-- Data supplied --
----------
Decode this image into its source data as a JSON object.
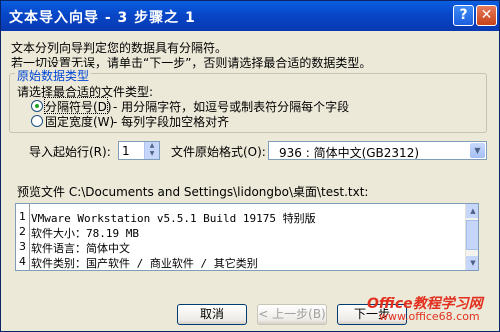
{
  "window": {
    "title": "文本导入向导 - 3 步骤之 1",
    "help_label": "?",
    "close_label": "✕"
  },
  "intro": {
    "line1": "文本分列向导判定您的数据具有分隔符。",
    "line2": "若一切设置无误，请单击“下一步”，否则请选择最合适的数据类型。"
  },
  "group": {
    "label": "原始数据类型",
    "prompt": "请选择最合适的文件类型:",
    "options": [
      {
        "label": "分隔符号(D)",
        "desc": "- 用分隔字符，如逗号或制表符分隔每个字段",
        "selected": true
      },
      {
        "label": "固定宽度(W)",
        "desc": "- 每列字段加空格对齐",
        "selected": false
      }
    ]
  },
  "import_start": {
    "label": "导入起始行(R):",
    "value": "1"
  },
  "file_origin": {
    "label": "文件原始格式(O):",
    "value": "936 : 简体中文(GB2312)"
  },
  "preview": {
    "label": "预览文件 C:\\Documents and Settings\\lidongbo\\桌面\\test.txt:",
    "rows": [
      {
        "num": "1",
        "text": "VMware Workstation v5.5.1 Build 19175 特别版"
      },
      {
        "num": "2",
        "text": "软件大小：78.19 MB"
      },
      {
        "num": "3",
        "text": "软件语言：简体中文"
      },
      {
        "num": "4",
        "text": "软件类别：国产软件 / 商业软件 / 其它类别"
      }
    ]
  },
  "buttons": {
    "cancel": "取消",
    "back": "< 上一步(B)",
    "next": "下一步"
  },
  "watermark": {
    "line1": "Office教程学习网",
    "line2": "www.office68.com"
  },
  "colors": {
    "titlebar": "#0846c8",
    "group_label": "#0046d5",
    "watermark": "#e2301f"
  }
}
----------
-- To be done --
Pictures in the records above are left out; print everything else exactly as written.

-- Exercise solution --
Decode this image into its source data as a JSON object.
{
  "window": {
    "title": "文本导入向导 - 3 步骤之 1",
    "help_label": "?",
    "close_label": "✕"
  },
  "intro": {
    "line1": "文本分列向导判定您的数据具有分隔符。",
    "line2": "若一切设置无误，请单击“下一步”，否则请选择最合适的数据类型。"
  },
  "group": {
    "label": "原始数据类型",
    "prompt": "请选择最合适的文件类型:",
    "options": [
      {
        "label": "分隔符号(D)",
        "desc": "- 用分隔字符，如逗号或制表符分隔每个字段",
        "selected": true
      },
      {
        "label": "固定宽度(W)",
        "desc": "- 每列字段加空格对齐",
        "selected": false
      }
    ]
  },
  "import_start": {
    "label": "导入起始行(R):",
    "value": "1"
  },
  "file_origin": {
    "label": "文件原始格式(O):",
    "value": "936 : 简体中文(GB2312)"
  },
  "preview": {
    "label": "预览文件 C:\\Documents and Settings\\lidongbo\\桌面\\test.txt:",
    "rows": [
      {
        "num": "1",
        "text": "VMware Workstation v5.5.1 Build 19175 特别版"
      },
      {
        "num": "2",
        "text": "软件大小：78.19 MB"
      },
      {
        "num": "3",
        "text": "软件语言：简体中文"
      },
      {
        "num": "4",
        "text": "软件类别：国产软件 / 商业软件 / 其它类别"
      }
    ]
  },
  "buttons": {
    "cancel": "取消",
    "back": "< 上一步(B)",
    "next": "下一步"
  },
  "watermark": {
    "line1": "Office教程学习网",
    "line2": "www.office68.com"
  },
  "colors": {
    "titlebar": "#0846c8",
    "group_label": "#0046d5",
    "watermark": "#e2301f"
  }
}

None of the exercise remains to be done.